**PEDIDO 1:**
Responda com base no trecho sobre o dia de relaxamento:
(a) Qual elemento mestre coube a quem escreve?
(b) Que bebida acompanhou o almoço servido no quarto?
(c) Quanto tempo durou a trilha até o alto do morro?

**TRECHO FORNECIDO:**

# # #

A data de nascimento do hóspede determina o elemento mestre e esse, o tipo de massagem. Meu elemento, lago, indicava tensão no pescoço e nos ombros, sinal de alguém sempre apressado. A massagista balinesa Yuni era forte como não imaginei ao ver sua estatura mignon. Tive de pedir para diminuir a pressão – mas, ao sair de lá, a sensação era de flutuar.
De volta ao quarto, me esperava o almoço harmonizado com o tratamento: camarões com molho agridoce, cuscuz e grão-de-bico acompanhados de um copo de vitamina de grão-de-bico com xarope de avelã.
O perfeito dia de relaxamento terminou no alto de um morro, com vista para Petit Anse, depois de meia hora de trilha na mata, durante a qual se via também a Baía Lazare. Diante do pôr do sol, participei de uma sessão de “ioga do riso”, nome que o mestre deu às brincadeiras quase infantis que, sim, foram ótimas para gargalhar de alegria e tranquilidade.

# # #

**DADOS EXIBIDOS:**

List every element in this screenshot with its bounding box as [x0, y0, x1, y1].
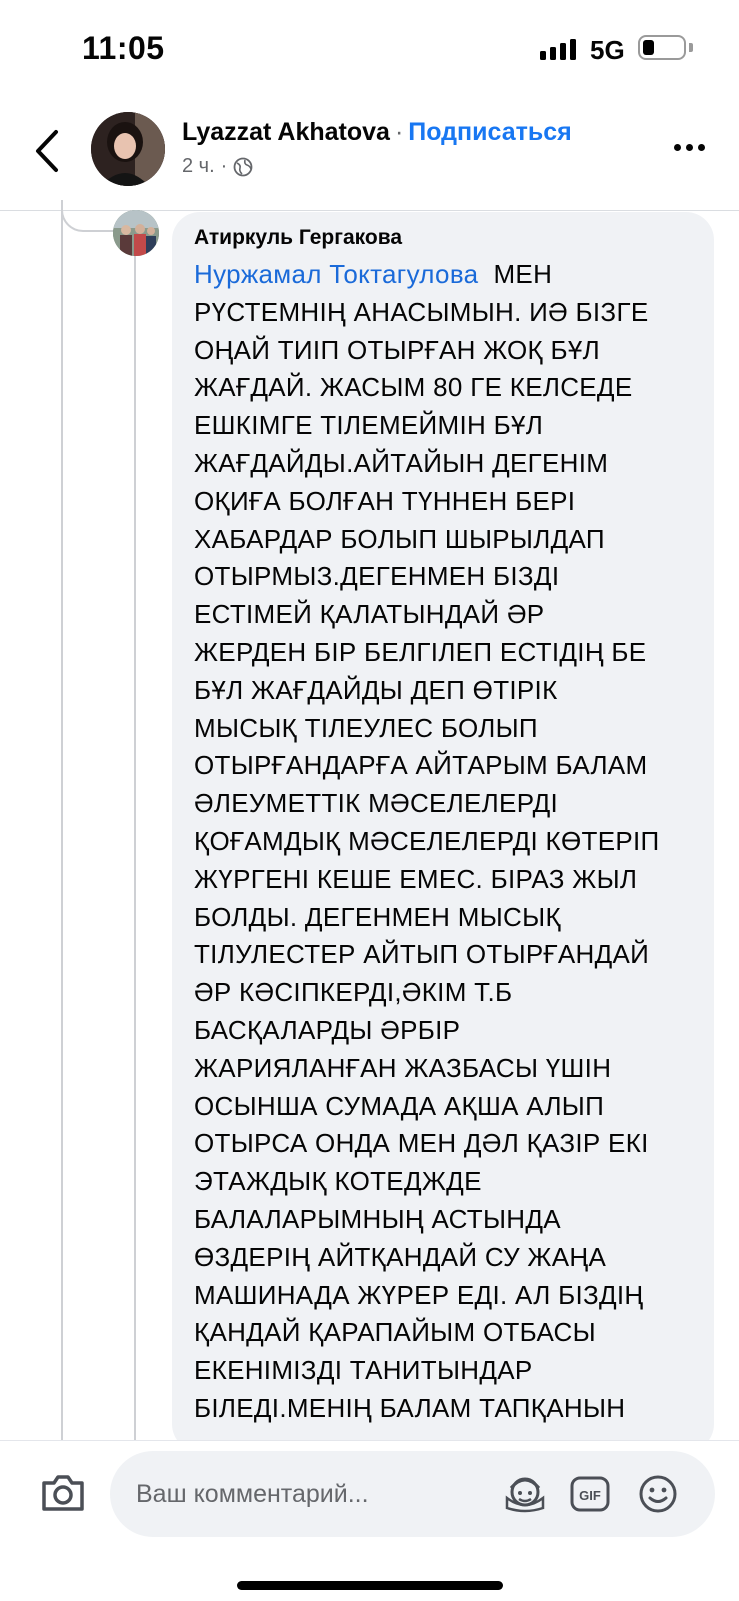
camera-button[interactable]	[40, 1473, 86, 1513]
more-dot	[698, 144, 705, 151]
battery-cap	[689, 43, 693, 52]
post-header: Lyazzat Akhatova · Подписаться 2 ч. ·	[0, 100, 739, 211]
comment-input[interactable]	[134, 1473, 468, 1515]
author-avatar[interactable]	[91, 112, 165, 186]
author-avatar-image	[91, 112, 165, 186]
thread-connector	[61, 200, 115, 232]
emoji-button[interactable]	[638, 1474, 678, 1514]
subscribe-button[interactable]: Подписаться	[408, 118, 571, 146]
thread-line	[61, 210, 63, 1440]
comment-line: МЫСЫҚ ТІЛЕУЛЕС БОЛЫП	[194, 712, 538, 743]
comment-line: БОЛДЫ. ДЕГЕНМЕН МЫСЫҚ	[194, 901, 561, 932]
comment-line: ОҢАЙ ТИІП ОТЫРҒАН ЖОҚ БҰЛ	[194, 334, 600, 365]
status-time: 11:05	[82, 30, 165, 66]
comment-line: ЭТАЖДЫҚ КОТЕДЖДЕ	[194, 1166, 482, 1197]
comment-line: БҰЛ ЖАҒДАЙДЫ ДЕП ӨТІРІК	[194, 674, 558, 705]
globe-icon	[233, 157, 253, 176]
comment-line: ҚАНДАЙ ҚАРАПАЙЫМ ОТБАСЫ	[194, 1317, 596, 1348]
comment-line: РҮСТЕМНІҢ АНАСЫМЫН. ИӘ БІЗГЕ	[194, 296, 649, 327]
comment-line: БІЛЕДІ.МЕНІҢ БАЛАМ ТАПҚАНЫН	[194, 1392, 626, 1423]
gif-icon: GIF	[570, 1476, 610, 1512]
post-meta: 2 ч. ·	[182, 155, 253, 178]
comment-line: ОСЫНША СУМАДА АҚША АЛЫП	[194, 1090, 605, 1121]
more-horizontal-icon	[674, 144, 681, 151]
comment-bubble: Атиркуль Гергакова Нуржамал Токтагулова …	[172, 212, 714, 1452]
comment-line: ЖАҒДАЙ. ЖАСЫМ 80 ГЕ КЕЛСЕДЕ	[194, 372, 633, 403]
comment-line: ТІЛУЛЕСТЕР АЙТЫП ОТЫРҒАНДАЙ	[194, 939, 650, 970]
battery-icon	[638, 35, 686, 60]
commenter-name[interactable]: Атиркуль Гергакова	[194, 226, 402, 250]
gif-label: GIF	[579, 1488, 601, 1503]
author-line: Lyazzat Akhatova · Подписаться	[182, 118, 572, 147]
comment-line: ЖАРИЯЛАНҒАН ЖАЗБАСЫ ҮШІН	[194, 1052, 612, 1083]
home-indicator[interactable]	[237, 1581, 503, 1590]
battery-level	[643, 40, 655, 55]
chevron-left-icon	[36, 130, 58, 172]
signal-icon	[540, 38, 576, 60]
comment-line: ЕШКІМГЕ ТІЛЕМЕЙМІН БҰЛ	[194, 410, 544, 441]
emoji-icon	[639, 1475, 677, 1513]
back-button[interactable]	[28, 126, 68, 176]
comment-line: ОҚИҒА БОЛҒАН ТҮННЕН БЕРІ	[194, 485, 576, 516]
commenter-avatar[interactable]	[113, 210, 159, 256]
more-options-button[interactable]	[674, 144, 705, 151]
comment-line: ӨЗДЕРІҢ АЙТҚАНДАЙ СУ ЖАҢА	[194, 1241, 607, 1272]
comment-composer: GIF	[0, 1440, 739, 1601]
status-bar: 11:05 5G	[0, 0, 739, 100]
comment-line: ӘЛЕУМЕТТІК МӘСЕЛЕЛЕРДІ	[194, 788, 559, 819]
comment-line: ЕСТІМЕЙ ҚАЛАТЫНДАЙ ӘР	[194, 599, 545, 630]
comment-line: БАЛАЛАРЫМНЫҢ АСТЫНДА	[194, 1203, 561, 1234]
comment-line: БАСҚАЛАРДЫ ӘРБІР	[194, 1014, 461, 1045]
avatar-sticker-icon	[505, 1477, 545, 1513]
comment-line: ЖАҒДАЙДЫ.АЙТАЙЫН ДЕГЕНІМ	[194, 447, 609, 478]
separator-dot: ·	[394, 118, 404, 146]
meta-separator: ·	[220, 155, 228, 177]
comment-line: МЕН	[493, 259, 553, 289]
commenter-avatar-image	[113, 210, 159, 256]
comment-line: ХАБАРДАР БОЛЫП ШЫРЫЛДАП	[194, 523, 605, 554]
network-type: 5G	[590, 35, 625, 65]
reply-thread-line	[134, 254, 136, 1440]
camera-icon	[42, 1475, 84, 1511]
comment-line: ӘР КӘСІПКЕРДІ,ӘКІМ Т.Б	[194, 977, 513, 1008]
comment-input-pill[interactable]: GIF	[110, 1451, 715, 1537]
comment-line: ЕКЕНІМІЗДІ ТАНИТЫНДАР	[194, 1355, 533, 1386]
more-dot	[686, 144, 693, 151]
comment-text: Нуржамал Токтагулова МЕН РҮСТЕМНІҢ АНАСЫМ…	[194, 256, 699, 1428]
comment-line: ҚОҒАМДЫҚ МӘСЕЛЕЛЕРДІ КӨТЕРІП	[194, 825, 660, 856]
comment-line: ОТЫРҒАНДАРҒА АЙТАРЫМ БАЛАМ	[194, 750, 648, 781]
post-time[interactable]: 2 ч.	[182, 155, 215, 178]
mention-link[interactable]: Нуржамал Токтагулова	[194, 259, 478, 289]
author-name[interactable]: Lyazzat Akhatova	[182, 118, 390, 146]
comment-line: ЖЕРДЕН БІР БЕЛГІЛЕП ЕСТІДІҢ БЕ	[194, 636, 647, 667]
gif-button[interactable]: GIF	[570, 1474, 610, 1514]
avatar-sticker-button[interactable]	[505, 1474, 545, 1514]
comment-line: МАШИНАДА ЖҮРЕР ЕДІ. АЛ БІЗДІҢ	[194, 1279, 644, 1310]
comment-line: ОТЫРСА ОНДА МЕН ДӘЛ ҚАЗІР ЕКІ	[194, 1128, 649, 1159]
comment-line: ЖҮРГЕНІ КЕШЕ ЕМЕС. БІРАЗ ЖЫЛ	[194, 863, 638, 894]
comment-line: ОТЫРМЫЗ.ДЕГЕНМЕН БІЗДІ	[194, 561, 560, 592]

# # #

**PEDIDO 2:**
Por favor, imprima sem nenhuma alteração as linhas dos registros, começando pela linha que contém "1473, 86, 1513]" e seguindo até a linha que contém "comment-line: МЫСЫҚ ТІЛЕУЛЕС", ambas incluídas.

**RESPOSTA FINAL 1:**
(a) Lago.
(b) Um copo de vitamina de grão-de-bico com xarope de avelã.
(c) Meia hora.

**RESPOSTA FINAL 2:**
camera-button[interactable]	[40, 1473, 86, 1513]
more-dot	[698, 144, 705, 151]
battery-cap	[689, 43, 693, 52]
post-header: Lyazzat Akhatova · Подписаться 2 ч. ·	[0, 100, 739, 211]
comment-input[interactable]	[134, 1473, 468, 1515]
author-avatar[interactable]	[91, 112, 165, 186]
author-avatar-image	[91, 112, 165, 186]
thread-connector	[61, 200, 115, 232]
emoji-button[interactable]	[638, 1474, 678, 1514]
subscribe-button[interactable]: Подписаться	[408, 118, 571, 146]
thread-line	[61, 210, 63, 1440]
comment-line: МЫСЫҚ ТІЛЕУЛЕС БОЛЫП	[194, 712, 538, 743]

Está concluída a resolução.